### [Requirement]
Will you give the material below again, every line exactly as it is?

### [Extracted entries]

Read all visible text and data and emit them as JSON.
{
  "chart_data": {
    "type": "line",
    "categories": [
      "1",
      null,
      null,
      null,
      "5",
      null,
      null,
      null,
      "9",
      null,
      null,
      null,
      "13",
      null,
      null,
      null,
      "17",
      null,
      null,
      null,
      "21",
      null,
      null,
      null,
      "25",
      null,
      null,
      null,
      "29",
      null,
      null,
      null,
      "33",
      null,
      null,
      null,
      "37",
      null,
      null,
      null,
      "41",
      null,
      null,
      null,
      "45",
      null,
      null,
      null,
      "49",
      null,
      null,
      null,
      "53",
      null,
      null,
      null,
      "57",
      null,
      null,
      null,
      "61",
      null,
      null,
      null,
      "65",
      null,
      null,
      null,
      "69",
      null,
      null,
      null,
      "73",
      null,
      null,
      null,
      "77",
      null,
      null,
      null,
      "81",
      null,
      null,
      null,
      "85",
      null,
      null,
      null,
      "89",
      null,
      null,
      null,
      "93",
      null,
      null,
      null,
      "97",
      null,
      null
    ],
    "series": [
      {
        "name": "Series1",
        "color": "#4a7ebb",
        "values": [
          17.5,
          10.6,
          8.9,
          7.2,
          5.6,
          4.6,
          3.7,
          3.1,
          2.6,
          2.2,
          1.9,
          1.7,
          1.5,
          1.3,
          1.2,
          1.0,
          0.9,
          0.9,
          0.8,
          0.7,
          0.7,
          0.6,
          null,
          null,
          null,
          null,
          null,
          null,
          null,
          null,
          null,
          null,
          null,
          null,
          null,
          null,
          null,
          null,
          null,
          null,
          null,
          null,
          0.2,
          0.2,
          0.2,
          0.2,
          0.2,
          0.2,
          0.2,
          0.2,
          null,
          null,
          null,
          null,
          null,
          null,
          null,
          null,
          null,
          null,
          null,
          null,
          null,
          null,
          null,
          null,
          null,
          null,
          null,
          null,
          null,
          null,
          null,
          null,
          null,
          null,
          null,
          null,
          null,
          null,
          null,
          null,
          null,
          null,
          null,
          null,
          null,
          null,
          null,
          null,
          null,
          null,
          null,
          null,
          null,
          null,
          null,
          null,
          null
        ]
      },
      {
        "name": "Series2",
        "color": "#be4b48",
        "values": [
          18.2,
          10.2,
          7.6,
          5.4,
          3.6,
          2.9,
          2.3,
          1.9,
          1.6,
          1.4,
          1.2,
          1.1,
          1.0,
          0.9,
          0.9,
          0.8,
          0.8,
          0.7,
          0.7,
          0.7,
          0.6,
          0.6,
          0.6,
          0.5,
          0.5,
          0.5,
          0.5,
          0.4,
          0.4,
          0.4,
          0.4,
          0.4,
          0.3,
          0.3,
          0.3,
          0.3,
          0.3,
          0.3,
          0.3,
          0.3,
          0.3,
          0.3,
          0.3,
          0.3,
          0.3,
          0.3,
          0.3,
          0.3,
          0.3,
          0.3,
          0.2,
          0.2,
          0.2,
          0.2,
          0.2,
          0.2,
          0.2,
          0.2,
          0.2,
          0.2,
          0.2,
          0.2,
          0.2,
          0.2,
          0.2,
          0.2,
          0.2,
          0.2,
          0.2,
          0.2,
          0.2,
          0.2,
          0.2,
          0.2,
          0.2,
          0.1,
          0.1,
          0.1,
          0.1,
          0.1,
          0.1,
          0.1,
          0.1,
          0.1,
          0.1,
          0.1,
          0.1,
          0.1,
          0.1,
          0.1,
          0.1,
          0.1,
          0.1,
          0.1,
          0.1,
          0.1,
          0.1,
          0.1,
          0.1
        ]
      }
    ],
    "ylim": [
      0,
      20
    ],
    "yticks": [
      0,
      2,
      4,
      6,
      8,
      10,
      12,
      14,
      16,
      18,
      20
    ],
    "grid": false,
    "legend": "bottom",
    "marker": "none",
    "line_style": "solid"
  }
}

### [Problem solution]
Read all visible text and data and emit them as JSON.
{
  "chart_data": {
    "type": "line",
    "categories": [
      "1",
      null,
      null,
      null,
      "5",
      null,
      null,
      null,
      "9",
      null,
      null,
      null,
      "13",
      null,
      null,
      null,
      "17",
      null,
      null,
      null,
      "21",
      null,
      null,
      null,
      "25",
      null,
      null,
      null,
      "29",
      null,
      null,
      null,
      "33",
      null,
      null,
      null,
      "37",
      null,
      null,
      null,
      "41",
      null,
      null,
      null,
      "45",
      null,
      null,
      null,
      "49",
      null,
      null,
      null,
      "53",
      null,
      null,
      null,
      "57",
      null,
      null,
      null,
      "61",
      null,
      null,
      null,
      "65",
      null,
      null,
      null,
      "69",
      null,
      null,
      null,
      "73",
      null,
      null,
      null,
      "77",
      null,
      null,
      null,
      "81",
      null,
      null,
      null,
      "85",
      null,
      null,
      null,
      "89",
      null,
      null,
      null,
      "93",
      null,
      null,
      null,
      "97",
      null,
      null
    ],
    "series": [
      {
        "name": "Series1",
        "color": "#4a7ebb",
        "values": [
          17.5,
          10.6,
          8.9,
          7.2,
          5.6,
          4.6,
          3.7,
          3.1,
          2.6,
          2.2,
          1.9,
          1.7,
          1.5,
          1.3,
          1.2,
          1.0,
          0.9,
          0.9,
          0.8,
          0.7,
          0.7,
          0.6,
          null,
          null,
          null,
          null,
          null,
          null,
          null,
          null,
          null,
          null,
          null,
          null,
          null,
          null,
          null,
          null,
          null,
          null,
          null,
          null,
          0.2,
          0.2,
          0.2,
          0.2,
          0.2,
          0.2,
          0.2,
          0.2,
          null,
          null,
          null,
          null,
          null,
          null,
          null,
          null,
          null,
          null,
          null,
          null,
          null,
          null,
          null,
          null,
          null,
          null,
          null,
          null,
          null,
          null,
          null,
          null,
          null,
          null,
          null,
          null,
          null,
          null,
          null,
          null,
          null,
          null,
          null,
          null,
          null,
          null,
          null,
          null,
          null,
          null,
          null,
          null,
          null,
          null,
          null,
          null,
          null
        ]
      },
      {
        "name": "Series2",
        "color": "#be4b48",
        "values": [
          18.2,
          10.2,
          7.6,
          5.4,
          3.6,
          2.9,
          2.3,
          1.9,
          1.6,
          1.4,
          1.2,
          1.1,
          1.0,
          0.9,
          0.9,
          0.8,
          0.8,
          0.7,
          0.7,
          0.7,
          0.6,
          0.6,
          0.6,
          0.5,
          0.5,
          0.5,
          0.5,
          0.4,
          0.4,
          0.4,
          0.4,
          0.4,
          0.3,
          0.3,
          0.3,
          0.3,
          0.3,
          0.3,
          0.3,
          0.3,
          0.3,
          0.3,
          0.3,
          0.3,
          0.3,
          0.3,
          0.3,
          0.3,
          0.3,
          0.3,
          0.2,
          0.2,
          0.2,
          0.2,
          0.2,
          0.2,
          0.2,
          0.2,
          0.2,
          0.2,
          0.2,
          0.2,
          0.2,
          0.2,
          0.2,
          0.2,
          0.2,
          0.2,
          0.2,
          0.2,
          0.2,
          0.2,
          0.2,
          0.2,
          0.2,
          0.1,
          0.1,
          0.1,
          0.1,
          0.1,
          0.1,
          0.1,
          0.1,
          0.1,
          0.1,
          0.1,
          0.1,
          0.1,
          0.1,
          0.1,
          0.1,
          0.1,
          0.1,
          0.1,
          0.1,
          0.1,
          0.1,
          0.1,
          0.1
        ]
      }
    ],
    "ylim": [
      0,
      20
    ],
    "yticks": [
      0,
      2,
      4,
      6,
      8,
      10,
      12,
      14,
      16,
      18,
      20
    ],
    "grid": false,
    "legend": "bottom",
    "marker": "none",
    "line_style": "solid"
  }
}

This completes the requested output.